(Stored entries)
________
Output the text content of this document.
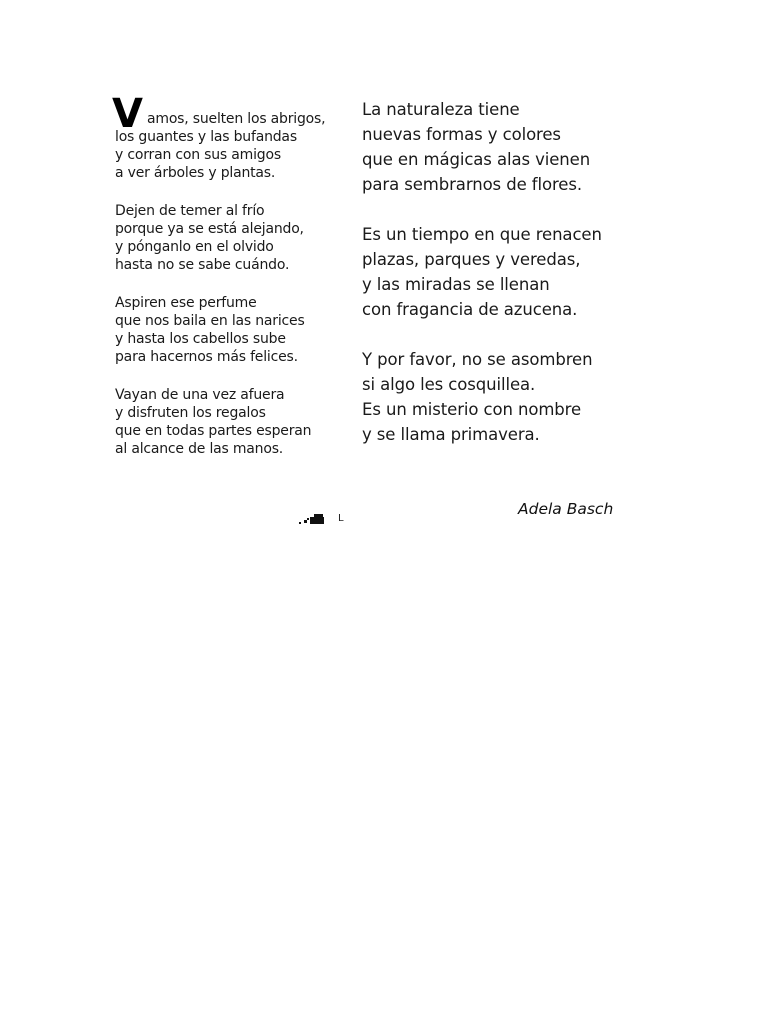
V amos, suelten los abrigos,
los guantes y las bufandas
y corran con sus amigos
a ver árboles y plantas.
Dejen de temer al frío
porque ya se está alejando,
y pónganlo en el olvido
hasta no se sabe cuándo.
Aspiren ese perfume
que nos baila en las narices
y hasta los cabellos sube
para hacernos más felices.
Vayan de una vez afuera
y disfruten los regalos
que en todas partes esperan
al alcance de las manos.
La naturaleza tiene
nuevas formas y colores
que en mágicas alas vienen
para sembrarnos de flores.
Es un tiempo en que renacen
plazas, parques y veredas,
y las miradas se llenan
con fragancia de azucena.
Y por favor, no se asombren
si algo les cosquillea.
Es un misterio con nombre
y se llama primavera.
Adela Basch
L
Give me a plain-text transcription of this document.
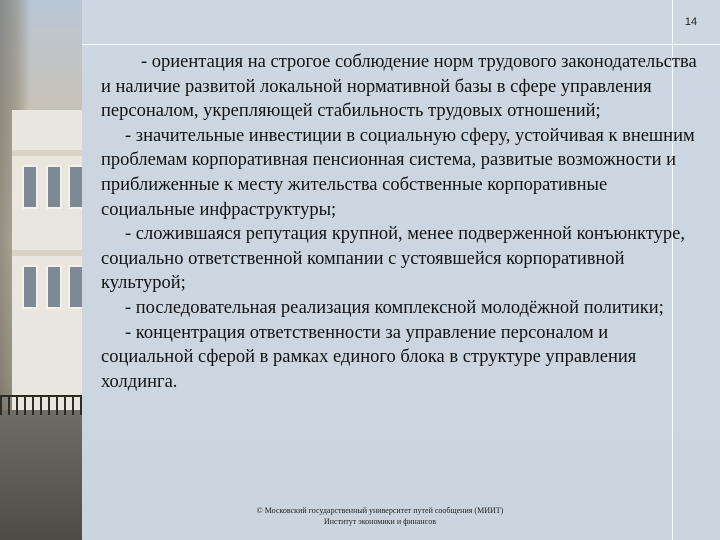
14

- ориентация на строгое соблюдение норм трудового законодательства и наличие развитой локальной нормативной базы в сфере управления персоналом, укрепляющей стабильность трудовых отношений;

- значительные инвестиции в социальную сферу, устойчивая к внешним проблемам корпоративная пенсионная система, развитые возможности и приближенные к месту жительства собственные корпоративные социальные инфраструктуры;

- сложившаяся репутация крупной, менее подверженной конъюнктуре, социально ответственной компании с устоявшейся корпоративной культурой;

- последовательная реализация комплексной молодёжной политики;

- концентрация ответственности за управление персоналом и социальной сферой в рамках единого блока в структуре управления холдинга.

© Московский государственный университет путей сообщения (МИИТ)
Институт экономики и финансов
________
Task goal:
Using the entries above, find all lines with "document". Copy them.

Answer to this task:
Output the text content of this document.
Give me a plain-text transcription of this document.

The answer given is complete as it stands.